> SHORT EXERCISE
Copy whichever lines contain the string "avaliação".

> ITEMS
☆ ☆ ☆

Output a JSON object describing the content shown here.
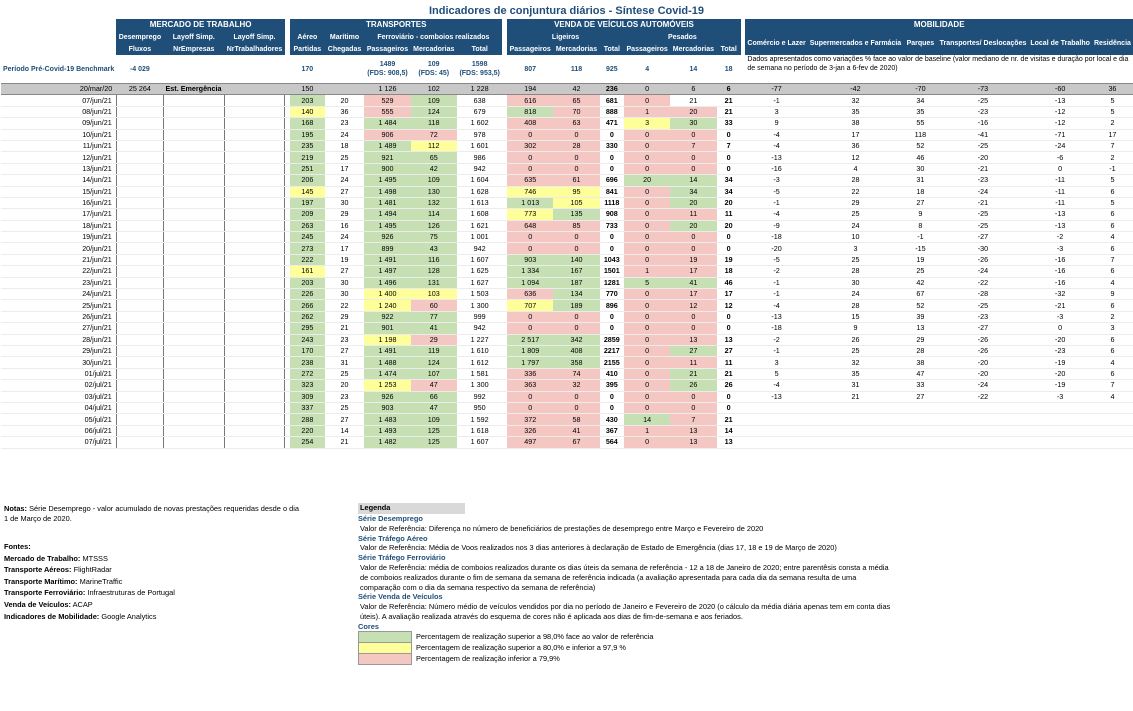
{
  "title": "Indicadores de conjuntura diários - Síntese Covid-19",
  "groups": {
    "mercado": "MERCADO DE TRABALHO",
    "transportes": "TRANSPORTES",
    "venda": "VENDA DE VEÍCULOS AUTOMÓVEIS",
    "mobilidade": "MOBILIDADE"
  },
  "headers": {
    "desemprego": "Desemprego",
    "layoff1": "Layoff Simp.",
    "layoff2": "Layoff Simp.",
    "fluxos": "Fluxos",
    "nrempresas": "NrEmpresas",
    "nrtrabalhadores": "NrTrabalhadores",
    "aereo": "Aéreo",
    "maritimo": "Marítimo",
    "ferroviario": "Ferroviário - comboios realizados",
    "partidas": "Partidas",
    "chegadas": "Chegadas",
    "passageiros": "Passageiros",
    "mercadorias": "Mercadorias",
    "total": "Total",
    "ligeiros": "Ligeiros",
    "pesados": "Pesados",
    "comercio": "Comércio e Lazer",
    "supermercados": "Supermercados e Farmácia",
    "parques": "Parques",
    "transportes_desl": "Transportes/ Deslocações",
    "local_trabalho": "Local de Trabalho",
    "residencia": "Residência"
  },
  "benchmark": {
    "label": "Período Pré-Covid-19 Benchmark",
    "fluxos": "-4 029",
    "aereo": "170",
    "fer_pass": "1489",
    "fer_pass_fds": "(FDS: 908,5)",
    "fer_merc": "109",
    "fer_merc_fds": "(FDS: 45)",
    "fer_total": "1598",
    "fer_total_fds": "(FDS: 953,5)",
    "lig_pass": "807",
    "lig_merc": "118",
    "lig_total": "925",
    "pes_pass": "4",
    "pes_merc": "14",
    "pes_total": "18",
    "mob_note": "Dados apresentados como variações % face ao valor de baseline (valor mediano de nr. de visitas e duração por local e dia de semana no período de 3-jan a 6-fev de 2020)"
  },
  "reference": {
    "date": "20/mar/20",
    "fluxos": "25 264",
    "estado": "Est. Emergência",
    "cells": [
      "150",
      "",
      "1 126",
      "102",
      "1 228",
      "194",
      "42",
      "236",
      "0",
      "6",
      "6",
      "-77",
      "-42",
      "-70",
      "-73",
      "-60",
      "36"
    ]
  },
  "rows": [
    {
      "d": "07/jun/21",
      "v": [
        "203",
        "20",
        "529",
        "109",
        "638",
        "616",
        "65",
        "681",
        "0",
        "21",
        "21",
        "-1",
        "32",
        "34",
        "-25",
        "-13",
        "5"
      ],
      "c": "g__rg_rr__r_"
    },
    {
      "d": "08/jun/21",
      "v": [
        "140",
        "36",
        "555",
        "124",
        "679",
        "818",
        "70",
        "888",
        "1",
        "20",
        "21",
        "3",
        "35",
        "35",
        "-23",
        "-12",
        "5"
      ],
      "c": "y__rg_gr__rr"
    },
    {
      "d": "09/jun/21",
      "v": [
        "168",
        "23",
        "1 484",
        "118",
        "1 602",
        "408",
        "63",
        "471",
        "3",
        "30",
        "33",
        "9",
        "38",
        "55",
        "-16",
        "-12",
        "2"
      ],
      "c": "g__gg_rr__yg"
    },
    {
      "d": "10/jun/21",
      "v": [
        "195",
        "24",
        "906",
        "72",
        "978",
        "0",
        "0",
        "0",
        "0",
        "0",
        "0",
        "-4",
        "17",
        "118",
        "-41",
        "-71",
        "17"
      ],
      "c": "g__rr_rr__rr"
    },
    {
      "d": "11/jun/21",
      "v": [
        "235",
        "18",
        "1 489",
        "112",
        "1 601",
        "302",
        "28",
        "330",
        "0",
        "7",
        "7",
        "-4",
        "36",
        "52",
        "-25",
        "-24",
        "7"
      ],
      "c": "g__gy_rr__rr"
    },
    {
      "d": "12/jun/21",
      "v": [
        "219",
        "25",
        "921",
        "65",
        "986",
        "0",
        "0",
        "0",
        "0",
        "0",
        "0",
        "-13",
        "12",
        "46",
        "-20",
        "-6",
        "2"
      ],
      "c": "g__gg_rr__rr"
    },
    {
      "d": "13/jun/21",
      "v": [
        "251",
        "17",
        "900",
        "42",
        "942",
        "0",
        "0",
        "0",
        "0",
        "0",
        "0",
        "-16",
        "4",
        "30",
        "-21",
        "0",
        "-1"
      ],
      "c": "g__gg_rr__rr"
    },
    {
      "d": "14/jun/21",
      "v": [
        "206",
        "24",
        "1 495",
        "109",
        "1 604",
        "635",
        "61",
        "696",
        "20",
        "14",
        "34",
        "-3",
        "28",
        "31",
        "-23",
        "-11",
        "5"
      ],
      "c": "g__gg_rr__gg"
    },
    {
      "d": "15/jun/21",
      "v": [
        "145",
        "27",
        "1 498",
        "130",
        "1 628",
        "746",
        "95",
        "841",
        "0",
        "34",
        "34",
        "-5",
        "22",
        "18",
        "-24",
        "-11",
        "6"
      ],
      "c": "y__gg_yy__rg"
    },
    {
      "d": "16/jun/21",
      "v": [
        "197",
        "30",
        "1 481",
        "132",
        "1 613",
        "1 013",
        "105",
        "1118",
        "0",
        "20",
        "20",
        "-1",
        "29",
        "27",
        "-21",
        "-11",
        "5"
      ],
      "c": "g__gg_gy__rg"
    },
    {
      "d": "17/jun/21",
      "v": [
        "209",
        "29",
        "1 494",
        "114",
        "1 608",
        "773",
        "135",
        "908",
        "0",
        "11",
        "11",
        "-4",
        "25",
        "9",
        "-25",
        "-13",
        "6"
      ],
      "c": "g__gg_yg__rr"
    },
    {
      "d": "18/jun/21",
      "v": [
        "263",
        "16",
        "1 495",
        "126",
        "1 621",
        "648",
        "85",
        "733",
        "0",
        "20",
        "20",
        "-9",
        "24",
        "8",
        "-25",
        "-13",
        "6"
      ],
      "c": "g__gg_rr__rg"
    },
    {
      "d": "19/jun/21",
      "v": [
        "245",
        "24",
        "926",
        "75",
        "1 001",
        "0",
        "0",
        "0",
        "0",
        "0",
        "0",
        "-18",
        "10",
        "-1",
        "-27",
        "-2",
        "4"
      ],
      "c": "g__gg_rr__rr"
    },
    {
      "d": "20/jun/21",
      "v": [
        "273",
        "17",
        "899",
        "43",
        "942",
        "0",
        "0",
        "0",
        "0",
        "0",
        "0",
        "-20",
        "3",
        "-15",
        "-30",
        "-3",
        "6"
      ],
      "c": "g__gg_rr__rr"
    },
    {
      "d": "21/jun/21",
      "v": [
        "222",
        "19",
        "1 491",
        "116",
        "1 607",
        "903",
        "140",
        "1043",
        "0",
        "19",
        "19",
        "-5",
        "25",
        "19",
        "-26",
        "-16",
        "7"
      ],
      "c": "g__gg_gg__rr"
    },
    {
      "d": "22/jun/21",
      "v": [
        "161",
        "27",
        "1 497",
        "128",
        "1 625",
        "1 334",
        "167",
        "1501",
        "1",
        "17",
        "18",
        "-2",
        "28",
        "25",
        "-24",
        "-16",
        "6"
      ],
      "c": "y__gg_gg__rr"
    },
    {
      "d": "23/jun/21",
      "v": [
        "203",
        "30",
        "1 496",
        "131",
        "1 627",
        "1 094",
        "187",
        "1281",
        "5",
        "41",
        "46",
        "-1",
        "30",
        "42",
        "-22",
        "-16",
        "4"
      ],
      "c": "g__gg_gg__gg"
    },
    {
      "d": "24/jun/21",
      "v": [
        "226",
        "30",
        "1 400",
        "103",
        "1 503",
        "636",
        "134",
        "770",
        "0",
        "17",
        "17",
        "-1",
        "24",
        "67",
        "-28",
        "-32",
        "9"
      ],
      "c": "g__yy_rg__rr"
    },
    {
      "d": "25/jun/21",
      "v": [
        "266",
        "22",
        "1 240",
        "60",
        "1 300",
        "707",
        "189",
        "896",
        "0",
        "12",
        "12",
        "-4",
        "28",
        "52",
        "-25",
        "-21",
        "6"
      ],
      "c": "g__yr_yg__rr"
    },
    {
      "d": "26/jun/21",
      "v": [
        "262",
        "29",
        "922",
        "77",
        "999",
        "0",
        "0",
        "0",
        "0",
        "0",
        "0",
        "-13",
        "15",
        "39",
        "-23",
        "-3",
        "2"
      ],
      "c": "g__gg_rr__rr"
    },
    {
      "d": "27/jun/21",
      "v": [
        "295",
        "21",
        "901",
        "41",
        "942",
        "0",
        "0",
        "0",
        "0",
        "0",
        "0",
        "-18",
        "9",
        "13",
        "-27",
        "0",
        "3"
      ],
      "c": "g__gg_rr__rr"
    },
    {
      "d": "28/jun/21",
      "v": [
        "243",
        "23",
        "1 198",
        "29",
        "1 227",
        "2 517",
        "342",
        "2859",
        "0",
        "13",
        "13",
        "-2",
        "26",
        "29",
        "-26",
        "-20",
        "6"
      ],
      "c": "g__yr_gg__rr"
    },
    {
      "d": "29/jun/21",
      "v": [
        "170",
        "27",
        "1 491",
        "119",
        "1 610",
        "1 809",
        "408",
        "2217",
        "0",
        "27",
        "27",
        "-1",
        "25",
        "28",
        "-26",
        "-23",
        "6"
      ],
      "c": "g__gg_gg__rg"
    },
    {
      "d": "30/jun/21",
      "v": [
        "238",
        "31",
        "1 488",
        "124",
        "1 612",
        "1 797",
        "358",
        "2155",
        "0",
        "11",
        "11",
        "3",
        "32",
        "38",
        "-20",
        "-19",
        "4"
      ],
      "c": "g__gg_gg__rr"
    },
    {
      "d": "01/jul/21",
      "v": [
        "272",
        "25",
        "1 474",
        "107",
        "1 581",
        "336",
        "74",
        "410",
        "0",
        "21",
        "21",
        "5",
        "35",
        "47",
        "-20",
        "-20",
        "6"
      ],
      "c": "g__gg_rr__rg"
    },
    {
      "d": "02/jul/21",
      "v": [
        "323",
        "20",
        "1 253",
        "47",
        "1 300",
        "363",
        "32",
        "395",
        "0",
        "26",
        "26",
        "-4",
        "31",
        "33",
        "-24",
        "-19",
        "7"
      ],
      "c": "g__yr_rr__rg"
    },
    {
      "d": "03/jul/21",
      "v": [
        "309",
        "23",
        "926",
        "66",
        "992",
        "0",
        "0",
        "0",
        "0",
        "0",
        "0",
        "-13",
        "21",
        "27",
        "-22",
        "-3",
        "4"
      ],
      "c": "g__gg_rr__rr"
    },
    {
      "d": "04/jul/21",
      "v": [
        "337",
        "25",
        "903",
        "47",
        "950",
        "0",
        "0",
        "0",
        "0",
        "0",
        "0",
        "",
        "",
        "",
        "",
        "",
        ""
      ],
      "c": "g__gg_rr__rr"
    },
    {
      "d": "05/jul/21",
      "v": [
        "288",
        "27",
        "1 483",
        "109",
        "1 592",
        "372",
        "58",
        "430",
        "14",
        "7",
        "21",
        "",
        "",
        "",
        "",
        "",
        ""
      ],
      "c": "g__gg_rr__gr"
    },
    {
      "d": "06/jul/21",
      "v": [
        "220",
        "14",
        "1 493",
        "125",
        "1 618",
        "326",
        "41",
        "367",
        "1",
        "13",
        "14",
        "",
        "",
        "",
        "",
        "",
        ""
      ],
      "c": "g__gg_rr__rr"
    },
    {
      "d": "07/jul/21",
      "v": [
        "254",
        "21",
        "1 482",
        "125",
        "1 607",
        "497",
        "67",
        "564",
        "0",
        "13",
        "13",
        "",
        "",
        "",
        "",
        "",
        ""
      ],
      "c": "g__gg_rr__rr"
    }
  ],
  "notes": {
    "label": "Notas:",
    "text": "Série Desemprego - valor acumulado de novas prestações requeridas desde o dia 1 de Março de 2020."
  },
  "sources": {
    "title": "Fontes:",
    "items": [
      {
        "label": "Mercado de Trabalho:",
        "value": "MTSSS"
      },
      {
        "label": "Transporte Aéreos:",
        "value": "FlightRadar"
      },
      {
        "label": "Transporte Marítimo:",
        "value": "MarineTraffic"
      },
      {
        "label": "Transporte Ferroviário:",
        "value": "Infraestruturas de Portugal"
      },
      {
        "label": "Venda de Veículos:",
        "value": "ACAP"
      },
      {
        "label": "Indicadores de Mobilidade:",
        "value": "Google Analytics"
      }
    ]
  },
  "legend": {
    "title": "Legenda",
    "sections": [
      {
        "sub": "Série Desemprego",
        "text": "Valor de Referência: Diferença no número de beneficiários de prestações de desemprego entre Março e Fevereiro de 2020"
      },
      {
        "sub": "Série Tráfego Aéreo",
        "text": "Valor de Referência: Média de Voos realizados nos 3 dias anteriores à declaração de Estado de Emergência (dias 17, 18 e 19 de Março de 2020)"
      },
      {
        "sub": "Série Tráfego Ferroviário",
        "text": "Valor de Referência: média de comboios realizados durante os dias úteis da semana de referência - 12 a 18 de Janeiro de 2020; entre parentêsis consta a média de comboios realizados durante o fim de semana da semana de referência indicada (a avaliação apresentada para cada dia da semana resulta de uma comparação com o dia da semana respectivo da semana de referência)"
      },
      {
        "sub": "Série Venda de Veículos",
        "text": "Valor de Referência: Número médio de veículos vendidos por dia no período de Janeiro e Fevereiro de 2020 (o cálculo da média diária apenas tem em conta dias úteis). A avaliação realizada através do esquema de cores não é aplicada aos dias de fim-de-semana e aos feriados."
      }
    ],
    "colors_title": "Cores",
    "colors": [
      {
        "color": "#c6e0b4",
        "text": "Percentagem de realização superior a 98,0% face ao valor de referência"
      },
      {
        "color": "#ffff99",
        "text": "Percentagem de realização superior a 80,0% e inferior a 97,9 %"
      },
      {
        "color": "#f4c7c3",
        "text": "Percentagem de realização inferior a 79,9%"
      }
    ]
  }
}
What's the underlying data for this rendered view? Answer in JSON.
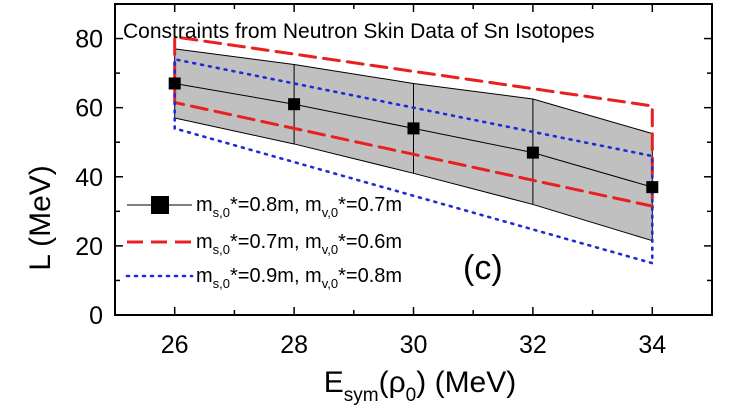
{
  "chart_data": {
    "type": "line",
    "title": "Constraints from Neutron Skin Data of Sn Isotopes",
    "panel_label": "(c)",
    "xlabel": {
      "main": "E",
      "sub": "sym",
      "paren_open": "(",
      "rho": "ρ",
      "rho_sub": "0",
      "rest": ") (MeV)"
    },
    "ylabel": "L (MeV)",
    "xlim": [
      25,
      35
    ],
    "ylim": [
      0,
      90
    ],
    "xticks": [
      26,
      28,
      30,
      32,
      34
    ],
    "yticks": [
      0,
      20,
      40,
      60,
      80
    ],
    "x": [
      26,
      28,
      30,
      32,
      34
    ],
    "band": {
      "upper": [
        77,
        72.5,
        67,
        62.5,
        52.5
      ],
      "lower": [
        57,
        49.5,
        41,
        32,
        21.5
      ],
      "fill": "#c0c0c0"
    },
    "series": [
      {
        "name": "m_s0*=0.8m, m_v0*=0.7m",
        "style": "markers",
        "color": "#000000",
        "values": [
          67,
          61,
          54,
          47,
          37
        ]
      },
      {
        "name": "m_s0*=0.7m, m_v0*=0.6m",
        "style": "dashed",
        "color": "#e8201f",
        "upper": [
          80.5,
          60.5
        ],
        "lower": [
          61.5,
          31.5
        ]
      },
      {
        "name": "m_s0*=0.9m, m_v0*=0.8m",
        "style": "dotted",
        "color": "#1f2bd6",
        "upper": [
          74,
          46
        ],
        "lower": [
          54,
          15
        ]
      }
    ],
    "legend": [
      {
        "sym_a": "m",
        "sub_a": "s,0",
        "mid": "*=0.8m, m",
        "sub_b": "v,0",
        "end": "*=0.7m"
      },
      {
        "sym_a": "m",
        "sub_a": "s,0",
        "mid": "*=0.7m, m",
        "sub_b": "v,0",
        "end": "*=0.6m"
      },
      {
        "sym_a": "m",
        "sub_a": "s,0",
        "mid": "*=0.9m, m",
        "sub_b": "v,0",
        "end": "*=0.8m"
      }
    ],
    "legend_position": "bottom-left",
    "grid": false
  }
}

☆ ☆ ☆

> WRITTEN REPLY
        "text": "Valor de Referência: média de comboios realizados durante os dias úteis da semana de referência - 12 a 18 de Janeiro de 2020; entre parentêsis consta a média de comboios realizados durante o fim de semana da semana de referência indicada (a avaliação apresentada para cada dia da semana resulta de uma comparação com o dia da semana respectivo da semana de referência)"
        "text": "Valor de Referência: Número médio de veículos vendidos por dia no período de Janeiro e Fevereiro de 2020 (o cálculo da média diária apenas tem em conta dias úteis). A avaliação realizada através do esquema de cores não é aplicada aos dias de fim-de-semana e aos feriados."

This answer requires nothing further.